| AUSGANGSTEXT |

Das Bundeskinderschutzgesetz (BKiSchuG 2012) von 2012 zielte auf Basis breiter Forschungserkenntnisse als Ausdruck subjektiver Kinderrechte auf ein besseres Aufwachsen der Kinder und Jugendlichen in öffentlicher Verantwortung ab sowie auf die Entlastung, aber nicht Entmündigung der Eltern.
Zentral dabei war bei vermuteten Kindeswohlgefährdungen die Vorgabe zum kooperativen Agieren aller Beteiligten in einer Verantwortungsgemeinschaft inklusive der staatlichen Institutionen grundsätzlich ohne Rollenvorrang (vgl. Gesetz zur Kooperation und Information im Kinderschutz 2012a, kurz KKG). Dieser kooperativ gestaltete Kinderschutz bedeutete die Stärkung aller in diesem Kontext handelnden Professionen. Sie erhielten konkrete Anleitungen und Hilfen, die in NRW 2022 mit dem Landesausführungsgesetz 2022 (Landeskinderschutzgesetz 2022) zum Kinder- und Jugendstärkungsgesetz (KJSG 2021) des Bundes von 2021 im Sinne der Kinder und Jugendlichen weiter spezifiziert wurden. Darüber hinaus wurde mit dieser Gesetzesnovelle die durchgängige Partizipation aller Beteiligten verstärkt und spätestens nun müssen Betroffene beteiligt werden und haben einen uneingeschränkten Beratungsanspruch auch ohne Eltern (ebd.).
Das den Gesetzten zugrunde liegende Prinzip der Kinder als Träger eigener Rechte verpflichtet alle Erwachsenen, junge Menschen insbesondere vor Kindeswohlgefährdungen zu schützen (vgl. Maywald 2012, 111). Ausdrücklich gilt dies für die pädagogische Tätigkeit der Lehr- und Fachkräfte im Ganztag. Auch für Lehrkräfte gilt dieser Pflichtauftrag zum Kinderschutz nicht erst seit dem § 4 KKG aus dem Bundeskinderschutzgesetz (KKG 2012b), sondern war lange vorher im Beamtenstatusgesetz (Beamtenstatusgesetz 2009) festgeschrieben. Zusammenfassend beschreibt das Schulgesetz in § 42 (SchulG 2024) die verbindliche Aufgabe zum Kinderschutz in den allgemeinen Rechten und Pflichten für alle in Schule Tätigen:
Die Sorge für das Wohl der Schülerinnen und Schüler erfordert es, jedem Anschein von Vernachlässigung oder Misshandlung nachzugehen. Die Schule entscheidet rechtzeitig über die Einbeziehung des Jugendamtes oder anderer Stellen. Jede Schule erstellt ein Schutzkonzept gegen Gewalt und sexuellen Missbrauch. Es bedarf der Zustimmung der Schulkonferenz.

| VORLIEGENDE ANGABEN |
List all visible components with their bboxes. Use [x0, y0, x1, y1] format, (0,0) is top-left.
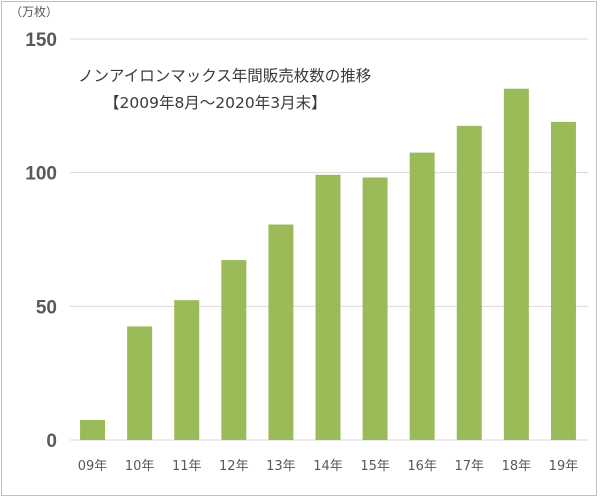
y-tick-label: 100 [25, 164, 57, 185]
bar-12年 [221, 260, 247, 440]
bar-15年 [362, 177, 388, 440]
y-tick-label: 150 [25, 30, 57, 51]
bar-18年 [503, 88, 529, 440]
y-axis-unit-label: （万枚） [10, 4, 58, 19]
bar-13年 [268, 224, 294, 440]
y-axis-ticks: 0 50 100 150 [25, 30, 57, 452]
x-tick-label: 10年 [125, 459, 155, 474]
x-tick-label: 14年 [313, 459, 343, 474]
bar-16年 [409, 152, 435, 440]
bars [80, 88, 576, 440]
chart-title: ノンアイロンマックス年間販売枚数の推移 [78, 67, 371, 85]
y-tick-label: 50 [36, 297, 57, 318]
x-tick-label: 13年 [266, 459, 296, 474]
x-tick-label: 15年 [360, 459, 390, 474]
chart-subtitle: 【2009年8月～2020年3月末】 [104, 94, 327, 112]
x-tick-label: 12年 [219, 459, 249, 474]
bar-17年 [456, 125, 482, 440]
x-tick-label: 11年 [172, 459, 202, 474]
bar-14年 [315, 174, 341, 440]
x-tick-label: 16年 [407, 459, 437, 474]
x-tick-label: 17年 [454, 459, 484, 474]
x-tick-label: 19年 [549, 459, 579, 474]
y-tick-label: 0 [46, 431, 57, 452]
bar-19年 [550, 121, 576, 440]
bar-11年 [174, 300, 200, 440]
x-tick-label: 18年 [502, 459, 532, 474]
bar-10年 [127, 326, 153, 440]
x-tick-label: 09年 [78, 459, 108, 474]
bar-09年 [80, 419, 106, 440]
x-axis-ticks: 09年 10年 11年 12年 13年 14年 15年 16年 17年 18年 19年 [78, 459, 578, 474]
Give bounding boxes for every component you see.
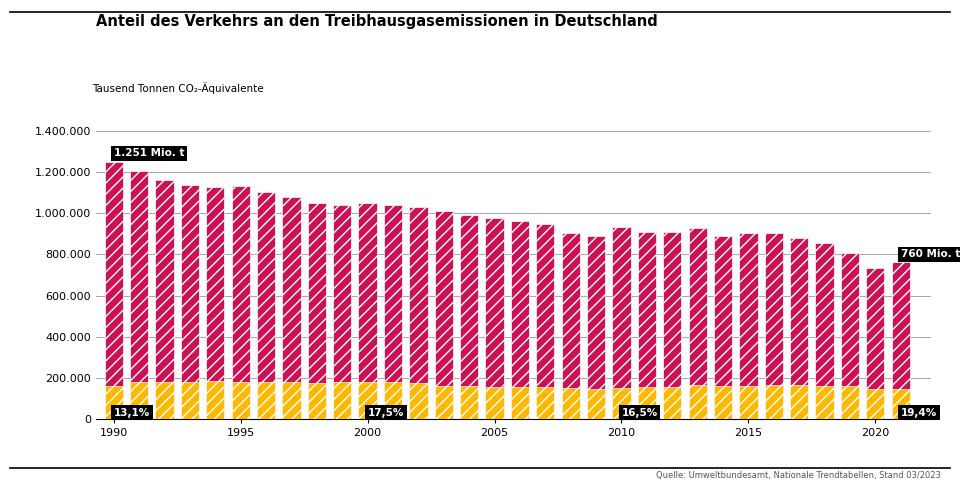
Bar — [511, 221, 529, 419]
Bar — [562, 233, 580, 419]
Bar — [866, 268, 884, 419]
Bar — [765, 385, 783, 419]
Bar — [637, 232, 656, 419]
Bar — [892, 262, 910, 419]
Bar — [180, 185, 199, 419]
Bar — [409, 383, 427, 419]
Bar — [612, 228, 631, 419]
Bar — [308, 383, 326, 419]
Bar — [537, 224, 555, 419]
Bar — [587, 388, 605, 419]
Text: 1.251 Mio. t: 1.251 Mio. t — [114, 148, 184, 159]
Bar — [663, 232, 682, 419]
Bar — [460, 214, 478, 419]
Bar — [663, 387, 682, 419]
Text: Anteil des Verkehrs an den Treibhausgasemissionen in Deutschland: Anteil des Verkehrs an den Treibhausgase… — [96, 14, 658, 29]
Bar — [180, 382, 199, 419]
Bar — [739, 233, 757, 419]
Bar — [714, 236, 732, 419]
Bar — [790, 239, 808, 419]
Bar — [688, 228, 707, 419]
Bar — [105, 386, 123, 419]
Bar — [435, 211, 453, 419]
Bar — [739, 386, 757, 419]
Bar — [537, 387, 555, 419]
Bar — [637, 387, 656, 419]
Bar — [409, 207, 427, 419]
Bar — [562, 388, 580, 419]
Bar — [206, 381, 225, 419]
Bar — [206, 187, 225, 419]
Bar — [358, 203, 376, 419]
Bar — [257, 382, 276, 419]
Bar — [866, 389, 884, 419]
Bar — [892, 389, 910, 419]
Bar — [486, 217, 504, 419]
Bar — [460, 387, 478, 419]
Bar — [282, 382, 300, 419]
Bar — [308, 203, 326, 419]
Bar — [231, 186, 250, 419]
Text: Tausend Tonnen CO₂-Äquivalente: Tausend Tonnen CO₂-Äquivalente — [92, 81, 263, 94]
Bar — [612, 388, 631, 419]
Bar — [714, 386, 732, 419]
Bar — [257, 192, 276, 419]
Bar — [333, 204, 351, 419]
Bar — [486, 387, 504, 419]
Bar — [333, 382, 351, 419]
Legend: Anteil Verkehrsemissionen, Gesamtemissionen: Anteil Verkehrsemissionen, Gesamtemissio… — [342, 479, 685, 482]
Bar — [765, 233, 783, 419]
Text: 17,5%: 17,5% — [368, 408, 404, 418]
Bar — [231, 382, 250, 419]
Bar — [815, 243, 833, 419]
Bar — [358, 382, 376, 419]
Bar — [384, 205, 402, 419]
Text: 13,1%: 13,1% — [114, 408, 150, 418]
Text: 760 Mio. t: 760 Mio. t — [900, 249, 960, 259]
Bar — [688, 385, 707, 419]
Bar — [130, 382, 148, 419]
Bar — [282, 197, 300, 419]
Bar — [841, 386, 859, 419]
Bar — [130, 171, 148, 419]
Bar — [790, 385, 808, 419]
Text: Quelle: Umweltbundesamt, Nationale Trendtabellen, Stand 03/2023: Quelle: Umweltbundesamt, Nationale Trend… — [656, 470, 941, 480]
Bar — [105, 161, 123, 419]
Bar — [587, 236, 605, 419]
Bar — [384, 382, 402, 419]
Bar — [841, 254, 859, 419]
Text: 19,4%: 19,4% — [900, 408, 937, 418]
Bar — [815, 386, 833, 419]
Bar — [156, 180, 174, 419]
Bar — [511, 387, 529, 419]
Bar — [156, 382, 174, 419]
Bar — [435, 386, 453, 419]
Text: 16,5%: 16,5% — [621, 408, 658, 418]
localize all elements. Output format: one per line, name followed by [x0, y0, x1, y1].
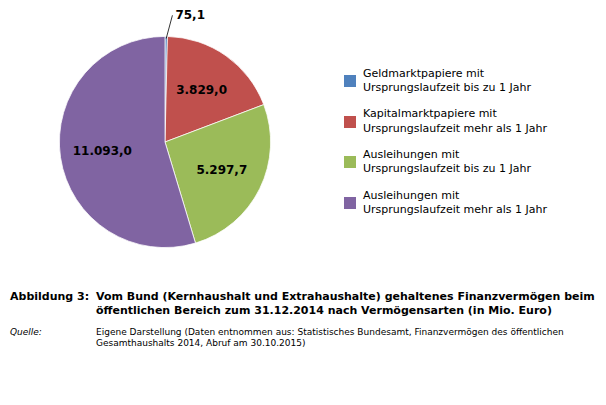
html-text:Ausleihungen mit Ursprungslauf: Ausleihungen mit Ursprungslaufzeit bis z…	[363, 148, 531, 176]
html-text:Vom Bund (Kernhaushalt und Ext: Vom Bund (Kernhaushalt und Extrahaushalt…	[96, 290, 595, 318]
html-text:Kapitalmarktpapiere mit Urspru: Kapitalmarktpapiere mit Ursprungslaufzei…	[363, 107, 547, 135]
svg-text:75,1: 75,1	[175, 8, 205, 22]
html-text:Quelle:: Quelle:	[10, 326, 42, 337]
svg-text:11.093,0: 11.093,0	[73, 144, 132, 158]
html-text:Geldmarktpapiere mit Ursprungs: Geldmarktpapiere mit Ursprungslaufzeit b…	[363, 66, 531, 95]
svg-text:3.829,0: 3.829,0	[176, 83, 227, 97]
html-text:Eigene Darstellung (Daten entn: Eigene Darstellung (Daten entnommen aus:…	[96, 326, 564, 349]
html-text:Abbildung 3:: Abbildung 3:	[10, 290, 90, 303]
svg-text:5.297,7: 5.297,7	[196, 163, 247, 177]
html-text:Ausleihungen mit Ursprungslauf: Ausleihungen mit Ursprungslaufzeit mehr …	[363, 188, 547, 216]
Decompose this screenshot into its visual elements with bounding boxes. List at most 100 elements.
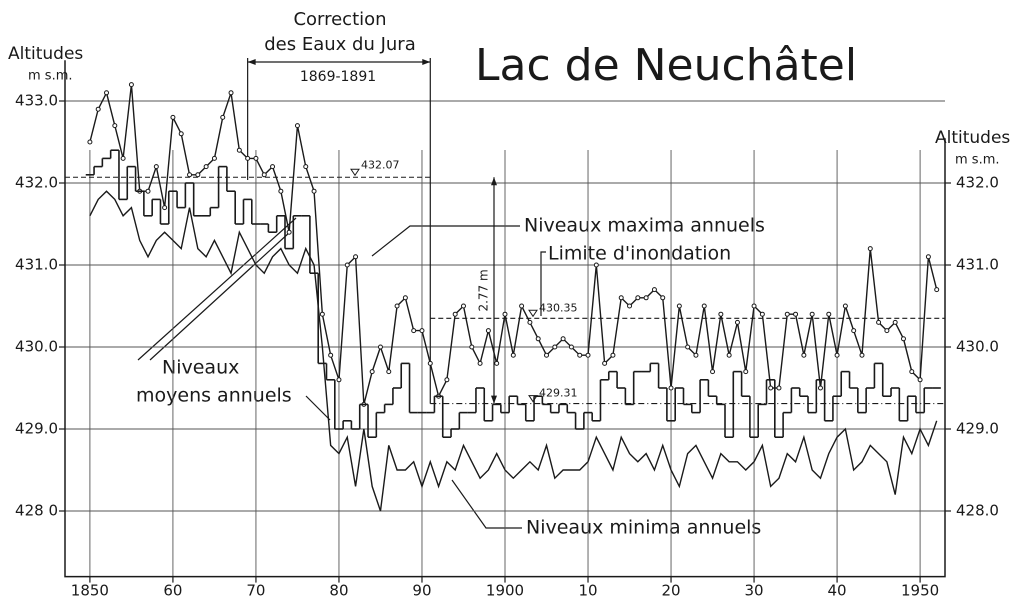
point [809,311,815,317]
point [394,303,400,309]
point [444,377,450,383]
reference-marker [528,309,538,318]
point [510,352,516,358]
point [593,262,599,268]
y-tick-label: 428 0 [15,502,58,520]
leader-line [305,395,331,421]
x-tick-label: 60 [163,582,182,600]
axis-frame [64,60,946,578]
y2-axis-label: Altitudes [935,128,1010,148]
point [718,311,724,317]
series-line [89,190,938,512]
point [469,344,475,350]
y2-tick-label: 431.0 [956,256,999,274]
y-tick-label: 429.0 [15,420,58,438]
point [253,155,259,161]
correction-title: des Eaux du Jura [264,34,416,55]
point [386,369,392,375]
point [336,377,342,383]
point [485,328,491,334]
x-tick-label: 10 [578,582,597,600]
point [286,229,292,235]
point [917,377,923,383]
series-label: Niveaux minima annuels [526,517,761,539]
point [527,319,533,325]
point [892,319,898,325]
y-tick-label: 432.0 [15,174,58,192]
point [87,139,93,145]
point [676,303,682,309]
x-tick-label: 30 [745,582,764,600]
point [311,188,317,194]
series-label: moyens annuels [136,385,292,407]
x-tick-label: 70 [246,582,265,600]
chart-title: Lac de Neuchâtel [475,40,857,91]
point [859,352,865,358]
reference-label: Limite d'inondation [548,243,731,265]
x-tick-label: 40 [828,582,847,600]
point [618,295,624,301]
point [834,352,840,358]
point [261,172,267,178]
point [535,336,541,342]
point [577,352,583,358]
difference-label: 2.77 m [477,269,491,311]
point [884,328,890,334]
point [519,303,525,309]
point [278,188,284,194]
point [568,344,574,350]
point [112,123,118,129]
point [245,155,251,161]
point [701,303,707,309]
point [643,295,649,301]
point [452,311,458,317]
series-label: Niveaux [162,357,239,379]
step-series [85,149,941,439]
y-axis-label: Altitudes [8,44,83,64]
point [776,385,782,391]
series-label: Niveaux maxima annuels [524,215,765,237]
point [610,352,616,358]
reference-label: 430.35 [539,301,578,314]
reference-label: 429.31 [539,387,578,400]
point [402,295,408,301]
leader-line [540,251,546,316]
y2-tick-label: 432.0 [956,174,999,192]
y-axis-label: m s.m. [28,69,73,84]
y2-tick-label: 428.0 [956,502,999,520]
x-tick-label: 80 [329,582,348,600]
correction-period: 1869-1891 [300,69,376,85]
point [826,311,832,317]
point [925,254,931,260]
point [627,303,633,309]
point [104,90,110,96]
point [328,352,334,358]
point [876,319,882,325]
point [170,114,176,120]
point [635,295,641,301]
x-tick-label: 1900 [486,582,524,600]
point [419,328,425,334]
point [585,352,591,358]
x-tick-label: 1950 [901,582,939,600]
x-tick-label: 20 [661,582,680,600]
leader-line [451,479,522,529]
point [668,385,674,391]
point [145,188,151,194]
y-tick-label: 431.0 [15,256,58,274]
point [128,82,134,88]
point [759,311,765,317]
point [768,385,774,391]
y2-tick-label: 430.0 [956,338,999,356]
point [651,287,657,293]
point [751,303,757,309]
y2-axis-label: m s.m. [955,153,1000,168]
y-tick-label: 430.0 [15,338,58,356]
correction-title: Correction [293,9,386,30]
point [369,369,375,375]
point [743,369,749,375]
point [411,328,417,334]
point [909,369,915,375]
point [477,360,483,366]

| ARBEITSAUFTRAG |
Geben Sie den Abschnitt von „Das Bundeskinderschutzgesetz (BKiSchuG“ bis „Entmündigung der Eltern.“ aus dem Text zum Kinderschutz wörtlich wieder. Stützen Sie sich allein auf den Text zum Kinderschutz.

| ANTWORT |
Das Bundeskinderschutzgesetz (BKiSchuG 2012) von 2012 zielte auf Basis breiter Forschungserkenntnisse als Ausdruck subjektiver Kinderrechte auf ein besseres Aufwachsen der Kinder und Jugendlichen in öffentlicher Verantwortung ab sowie auf die Entlastung, aber nicht Entmündigung der Eltern.